══ Recorded data ══

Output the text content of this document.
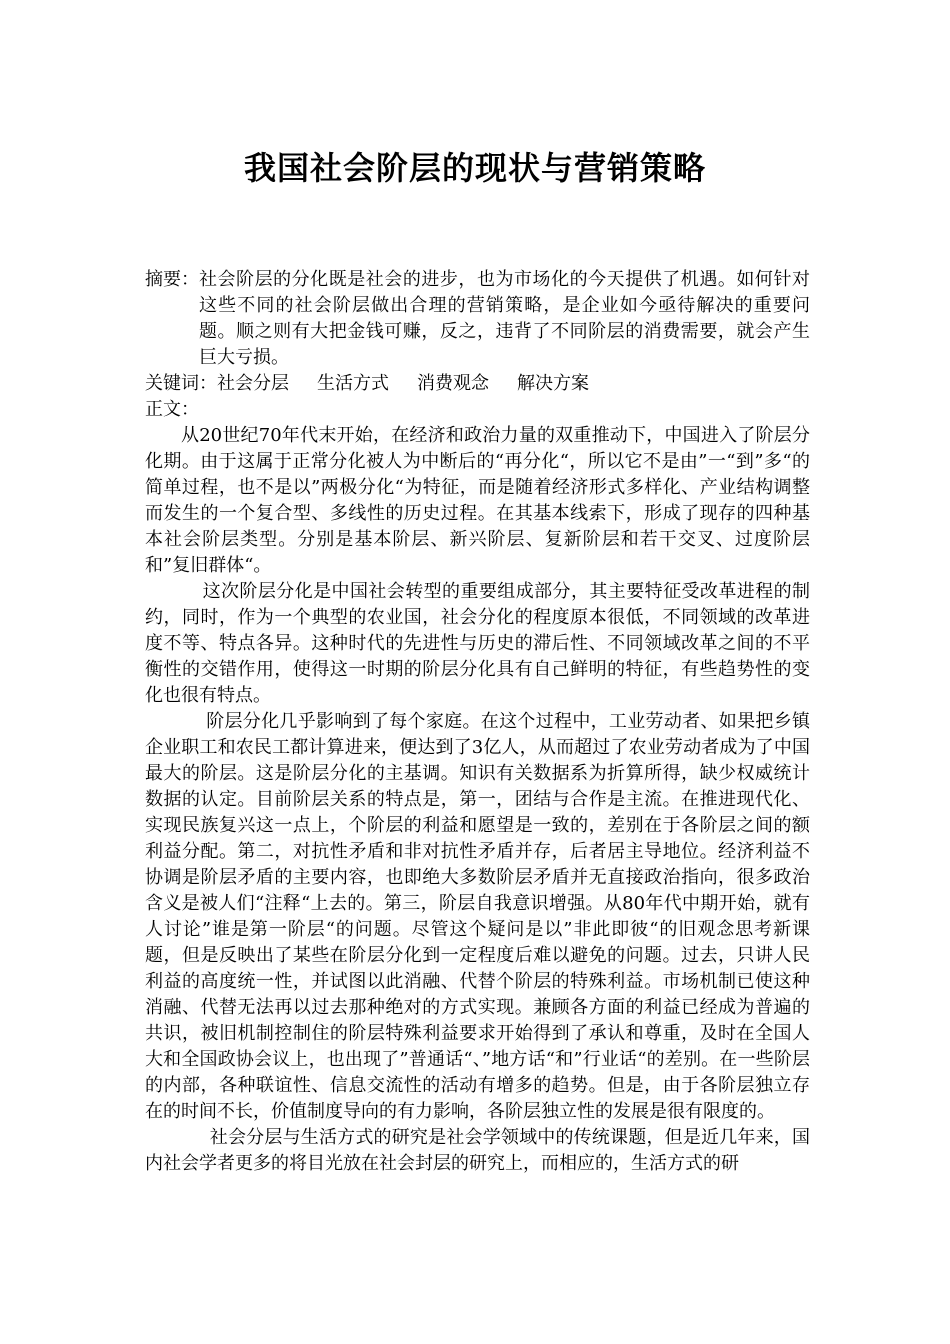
我国社会阶层的现状与营销策略
摘要： 社会阶层的分化既是社会的进步，也为市场化的今天提供了机遇。如何针对这些不同的社会阶层做出合理的营销策略，是企业如今亟待解决的重要问题。顺之则有大把金钱可赚，反之，违背了不同阶层的消费需要，就会产生巨大亏损。

关键词：社会分层 生活方式 消费观念 解决方案

正文：

从20世纪70年代末开始，在经济和政治力量的双重推动下，中国进入了阶层分化期。由于这属于正常分化被人为中断后的“再分化“，所以它不是由”一“到”多“的简单过程，也不是以”两极分化“为特征，而是随着经济形式多样化、产业结构调整而发生的一个复合型、多线性的历史过程。在其基本线索下，形成了现存的四种基本社会阶层类型。分别是基本阶层、新兴阶层、复新阶层和若干交叉、过度阶层和”复旧群体“。

这次阶层分化是中国社会转型的重要组成部分，其主要特征受改革进程的制约，同时，作为一个典型的农业国，社会分化的程度原本很低，不同领域的改革进度不等、特点各异。这种时代的先进性与历史的滞后性、不同领域改革之间的不平衡性的交错作用，使得这一时期的阶层分化具有自己鲜明的特征，有些趋势性的变化也很有特点。

阶层分化几乎影响到了每个家庭。在这个过程中，工业劳动者、如果把乡镇企业职工和农民工都计算进来，便达到了3亿人，从而超过了农业劳动者成为了中国最大的阶层。这是阶层分化的主基调。知识有关数据系为折算所得，缺少权威统计数据的认定。目前阶层关系的特点是，第一，团结与合作是主流。在推进现代化、实现民族复兴这一点上，个阶层的利益和愿望是一致的，差别在于各阶层之间的额利益分配。第二，对抗性矛盾和非对抗性矛盾并存，后者居主导地位。经济利益不协调是阶层矛盾的主要内容，也即绝大多数阶层矛盾并无直接政治指向，很多政治含义是被人们“注释“上去的。第三，阶层自我意识增强。从80年代中期开始，就有人讨论”谁是第一阶层“的问题。尽管这个疑问是以”非此即彼“的旧观念思考新课题，但是反映出了某些在阶层分化到一定程度后难以避免的问题。过去，只讲人民利益的高度统一性，并试图以此消融、代替个阶层的特殊利益。市场机制已使这种消融、代替无法再以过去那种绝对的方式实现。兼顾各方面的利益已经成为普遍的共识，被旧机制控制住的阶层特殊利益要求开始得到了承认和尊重，及时在全国人大和全国政协会议上，也出现了”普通话“、”地方话“和”行业话“的差别。在一些阶层的内部，各种联谊性、信息交流性的活动有增多的趋势。但是，由于各阶层独立存在的时间不长，价值制度导向的有力影响，各阶层独立性的发展是很有限度的。

社会分层与生活方式的研究是社会学领域中的传统课题，但是近几年来，国内社会学者更多的将目光放在社会封层的研究上，而相应的，生活方式的研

═══

[Job]: Can you restate all the records above word for word while dropping the pictures?

[Exercise output]:
Output the text content of this document.
我国社会阶层的现状与营销策略
摘要： 社会阶层的分化既是社会的进步，也为市场化的今天提供了机遇。如何针对这些不同的社会阶层做出合理的营销策略，是企业如今亟待解决的重要问题。顺之则有大把金钱可赚，反之，违背了不同阶层的消费需要，就会产生巨大亏损。

关键词：社会分层 生活方式 消费观念 解决方案

正文：

从20世纪70年代末开始，在经济和政治力量的双重推动下，中国进入了阶层分化期。由于这属于正常分化被人为中断后的“再分化“，所以它不是由”一“到”多“的简单过程，也不是以”两极分化“为特征，而是随着经济形式多样化、产业结构调整而发生的一个复合型、多线性的历史过程。在其基本线索下，形成了现存的四种基本社会阶层类型。分别是基本阶层、新兴阶层、复新阶层和若干交叉、过度阶层和”复旧群体“。

这次阶层分化是中国社会转型的重要组成部分，其主要特征受改革进程的制约，同时，作为一个典型的农业国，社会分化的程度原本很低，不同领域的改革进度不等、特点各异。这种时代的先进性与历史的滞后性、不同领域改革之间的不平衡性的交错作用，使得这一时期的阶层分化具有自己鲜明的特征，有些趋势性的变化也很有特点。

阶层分化几乎影响到了每个家庭。在这个过程中，工业劳动者、如果把乡镇企业职工和农民工都计算进来，便达到了3亿人，从而超过了农业劳动者成为了中国最大的阶层。这是阶层分化的主基调。知识有关数据系为折算所得，缺少权威统计数据的认定。目前阶层关系的特点是，第一，团结与合作是主流。在推进现代化、实现民族复兴这一点上，个阶层的利益和愿望是一致的，差别在于各阶层之间的额利益分配。第二，对抗性矛盾和非对抗性矛盾并存，后者居主导地位。经济利益不协调是阶层矛盾的主要内容，也即绝大多数阶层矛盾并无直接政治指向，很多政治含义是被人们“注释“上去的。第三，阶层自我意识增强。从80年代中期开始，就有人讨论”谁是第一阶层“的问题。尽管这个疑问是以”非此即彼“的旧观念思考新课题，但是反映出了某些在阶层分化到一定程度后难以避免的问题。过去，只讲人民利益的高度统一性，并试图以此消融、代替个阶层的特殊利益。市场机制已使这种消融、代替无法再以过去那种绝对的方式实现。兼顾各方面的利益已经成为普遍的共识，被旧机制控制住的阶层特殊利益要求开始得到了承认和尊重，及时在全国人大和全国政协会议上，也出现了”普通话“、”地方话“和”行业话“的差别。在一些阶层的内部，各种联谊性、信息交流性的活动有增多的趋势。但是，由于各阶层独立存在的时间不长，价值制度导向的有力影响，各阶层独立性的发展是很有限度的。

社会分层与生活方式的研究是社会学领域中的传统课题，但是近几年来，国内社会学者更多的将目光放在社会封层的研究上，而相应的，生活方式的研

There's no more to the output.